TASK DESCRIPTION –
Using the listing below, retype only the lines from the line with "What data was" through the end, both ends included, and exclude the pictures.

-- start of DATA EXCERPTS --

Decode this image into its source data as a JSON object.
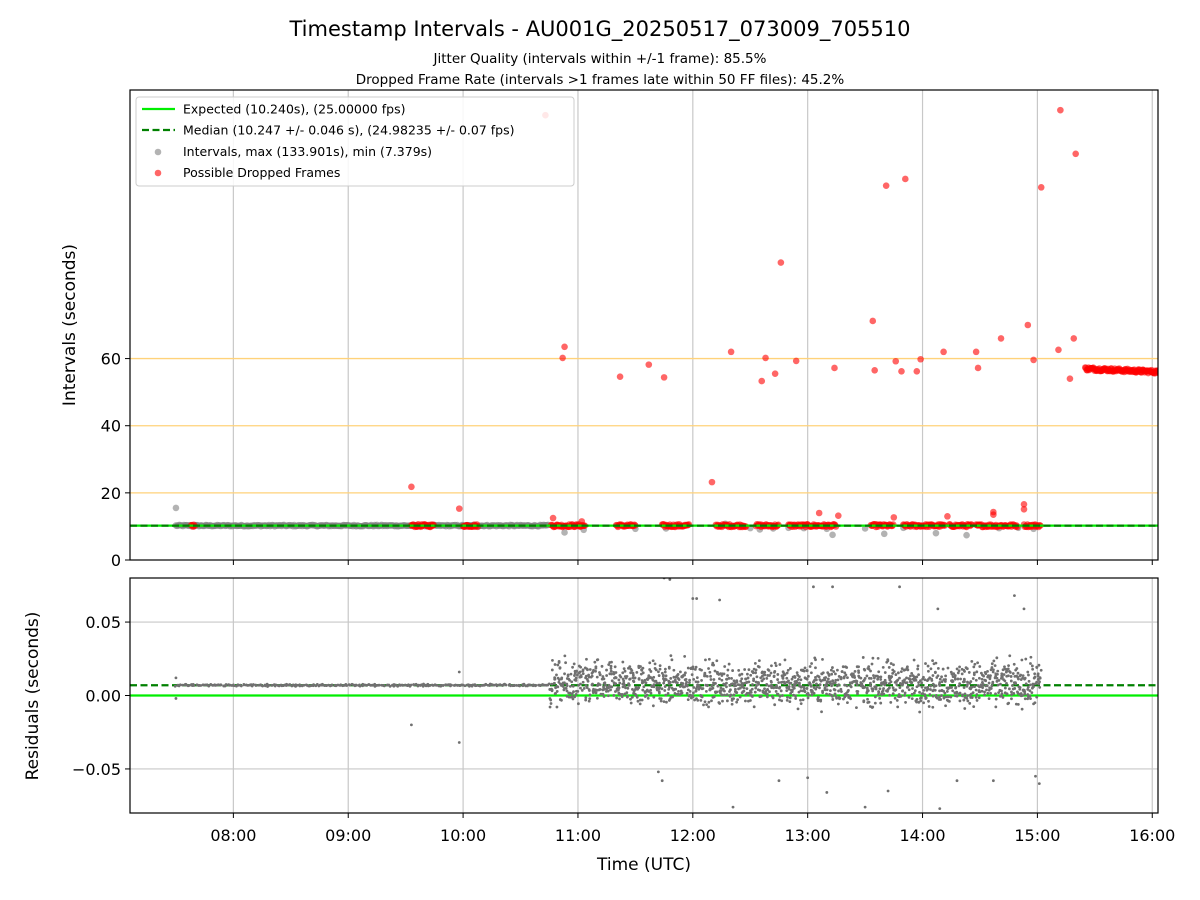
{
  "title": "Timestamp Intervals - AU001G_20250517_073009_705510",
  "subtitle_1": "Jitter Quality (intervals within +/-1 frame): 85.5%",
  "subtitle_2": "Dropped Frame Rate (intervals >1 frames late within 50 FF files): 45.2%",
  "colors": {
    "expected": "#00ee00",
    "median": "#008000",
    "intervals": "#808080",
    "dropped": "#ff0000",
    "hlines": "#ffd27a",
    "grid": "#c8c8c8",
    "residuals": "#707070"
  },
  "chart_data": [
    {
      "type": "scatter",
      "panel": "top",
      "xlabel": "",
      "ylabel": "Intervals (seconds)",
      "x_range": [
        "07:06",
        "16:03"
      ],
      "xticks": [
        "08:00",
        "09:00",
        "10:00",
        "11:00",
        "12:00",
        "13:00",
        "14:00",
        "15:00",
        "16:00"
      ],
      "ylim": [
        0,
        140
      ],
      "yticks": [
        0,
        20,
        40,
        60
      ],
      "grid": "vertical lines at x ticks",
      "reference_hlines": [
        20,
        40,
        60
      ],
      "legend_position": "top-left",
      "legend": [
        "Expected (10.240s), (25.00000 fps)",
        "Median (10.247 +/- 0.046 s), (24.98235 +/- 0.07 fps)",
        "Intervals, max (133.901s), min (7.379s)",
        "Possible Dropped Frames"
      ],
      "expected_y": 10.24,
      "median_y": 10.247,
      "intervals_series": {
        "name": "Intervals, max (133.901s), min (7.379s)",
        "continuous_segments": [
          [
            "07:30",
            "10:45"
          ]
        ],
        "points": [
          [
            "07:30",
            15.5
          ],
          [
            "10:53",
            8.2
          ],
          [
            "11:03",
            9.0
          ],
          [
            "11:30",
            9.3
          ],
          [
            "11:46",
            9.4
          ],
          [
            "12:17",
            10.8
          ],
          [
            "12:30",
            9.5
          ],
          [
            "12:35",
            9.1
          ],
          [
            "12:42",
            9.4
          ],
          [
            "12:50",
            9.6
          ],
          [
            "12:58",
            9.5
          ],
          [
            "13:10",
            9.3
          ],
          [
            "13:13",
            7.5
          ],
          [
            "13:30",
            9.4
          ],
          [
            "13:40",
            7.8
          ],
          [
            "13:50",
            9.6
          ],
          [
            "14:07",
            8.0
          ],
          [
            "14:23",
            7.4
          ],
          [
            "14:40",
            9.5
          ],
          [
            "14:50",
            9.6
          ],
          [
            "14:58",
            9.3
          ]
        ]
      },
      "dropped_series": {
        "name": "Possible Dropped Frames",
        "near_expected_segments": [
          [
            "07:38",
            "07:40"
          ],
          [
            "09:33",
            "09:45"
          ],
          [
            "10:00",
            "10:08"
          ],
          [
            "10:46",
            "11:04"
          ],
          [
            "11:20",
            "11:30"
          ],
          [
            "11:44",
            "11:58"
          ],
          [
            "12:12",
            "12:28"
          ],
          [
            "12:33",
            "12:45"
          ],
          [
            "12:50",
            "13:15"
          ],
          [
            "13:33",
            "13:45"
          ],
          [
            "13:50",
            "14:12"
          ],
          [
            "14:14",
            "14:26"
          ],
          [
            "14:28",
            "14:50"
          ],
          [
            "14:53",
            "15:02"
          ]
        ],
        "points": [
          [
            "09:33",
            21.8
          ],
          [
            "09:58",
            15.3
          ],
          [
            "10:43",
            132.5
          ],
          [
            "10:47",
            12.5
          ],
          [
            "10:52",
            60.2
          ],
          [
            "10:53",
            63.5
          ],
          [
            "11:02",
            11.5
          ],
          [
            "11:22",
            54.6
          ],
          [
            "11:37",
            58.2
          ],
          [
            "11:45",
            54.4
          ],
          [
            "12:10",
            23.2
          ],
          [
            "12:20",
            62.0
          ],
          [
            "12:36",
            53.3
          ],
          [
            "12:38",
            60.2
          ],
          [
            "12:43",
            55.5
          ],
          [
            "12:46",
            88.6
          ],
          [
            "12:54",
            59.3
          ],
          [
            "13:06",
            14.0
          ],
          [
            "13:14",
            57.2
          ],
          [
            "13:16",
            13.2
          ],
          [
            "13:34",
            71.2
          ],
          [
            "13:35",
            56.5
          ],
          [
            "13:41",
            111.5
          ],
          [
            "13:45",
            12.7
          ],
          [
            "13:46",
            59.2
          ],
          [
            "13:49",
            56.2
          ],
          [
            "13:51",
            113.5
          ],
          [
            "13:57",
            56.2
          ],
          [
            "13:59",
            59.8
          ],
          [
            "14:11",
            62.0
          ],
          [
            "14:13",
            13.0
          ],
          [
            "14:28",
            62.0
          ],
          [
            "14:29",
            57.2
          ],
          [
            "14:37",
            13.5
          ],
          [
            "14:37",
            14.3
          ],
          [
            "14:41",
            66.0
          ],
          [
            "14:53",
            16.6
          ],
          [
            "14:53",
            15.1
          ],
          [
            "14:55",
            70.0
          ],
          [
            "14:58",
            59.6
          ],
          [
            "15:02",
            111.0
          ],
          [
            "15:11",
            62.6
          ],
          [
            "15:12",
            134.0
          ],
          [
            "15:17",
            54.0
          ],
          [
            "15:19",
            66.0
          ],
          [
            "15:20",
            121.0
          ]
        ],
        "tail_segment": {
          "x_range": [
            "15:25",
            "16:04"
          ],
          "y_start": 57.0,
          "y_end": 56.0,
          "y_spread": 1.0
        }
      }
    },
    {
      "type": "scatter",
      "panel": "bottom",
      "xlabel": "Time (UTC)",
      "ylabel": "Residuals (seconds)",
      "x_range": [
        "07:06",
        "16:03"
      ],
      "xticks": [
        "08:00",
        "09:00",
        "10:00",
        "11:00",
        "12:00",
        "13:00",
        "14:00",
        "15:00",
        "16:00"
      ],
      "ylim": [
        -0.08,
        0.08
      ],
      "yticks": [
        -0.05,
        0.0,
        0.05
      ],
      "ytick_labels": [
        "−0.05",
        "0.00",
        "0.05"
      ],
      "grid": "both axes",
      "expected_y": 0.0,
      "median_y": 0.007,
      "residual_bands": [
        {
          "x_range": [
            "07:30",
            "10:45"
          ],
          "center": 0.007,
          "spread": 0.001
        },
        {
          "x_range": [
            "10:45",
            "15:02"
          ],
          "center": 0.008,
          "spread": 0.022
        }
      ],
      "residual_points": [
        [
          "07:30",
          0.012
        ],
        [
          "07:30",
          -0.002
        ],
        [
          "09:33",
          -0.02
        ],
        [
          "09:58",
          -0.032
        ],
        [
          "09:58",
          0.016
        ],
        [
          "11:42",
          -0.052
        ],
        [
          "11:44",
          -0.058
        ],
        [
          "11:45",
          0.08
        ],
        [
          "11:48",
          0.079
        ],
        [
          "12:00",
          0.066
        ],
        [
          "12:02",
          0.066
        ],
        [
          "12:14",
          0.065
        ],
        [
          "12:21",
          -0.076
        ],
        [
          "12:45",
          -0.058
        ],
        [
          "13:00",
          -0.056
        ],
        [
          "13:03",
          0.074
        ],
        [
          "13:10",
          -0.066
        ],
        [
          "13:13",
          0.074
        ],
        [
          "13:30",
          -0.076
        ],
        [
          "13:42",
          -0.065
        ],
        [
          "13:48",
          0.074
        ],
        [
          "14:08",
          0.059
        ],
        [
          "14:09",
          -0.077
        ],
        [
          "14:18",
          -0.058
        ],
        [
          "14:37",
          -0.058
        ],
        [
          "14:48",
          0.068
        ],
        [
          "14:53",
          0.059
        ],
        [
          "14:59",
          -0.055
        ],
        [
          "15:01",
          -0.06
        ]
      ]
    }
  ]
}
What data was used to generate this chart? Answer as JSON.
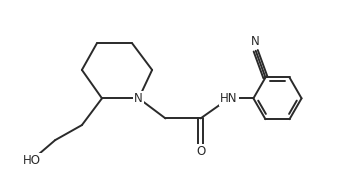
{
  "bg_color": "#ffffff",
  "line_color": "#2a2a2a",
  "line_width": 1.4,
  "font_size": 8.5,
  "figsize": [
    3.41,
    1.9
  ],
  "dpi": 100,
  "xlim": [
    0,
    10
  ],
  "ylim": [
    0,
    5.6
  ]
}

-- end of DATA EXCERPTS --

SOLUTION TO THIS PROBLEM –
What data was used to generate this chart? Answer as JSON.
{
  "bg_color": "#ffffff",
  "line_color": "#2a2a2a",
  "line_width": 1.4,
  "font_size": 8.5,
  "figsize": [
    3.41,
    1.9
  ],
  "dpi": 100,
  "xlim": [
    0,
    10
  ],
  "ylim": [
    0,
    5.6
  ]
}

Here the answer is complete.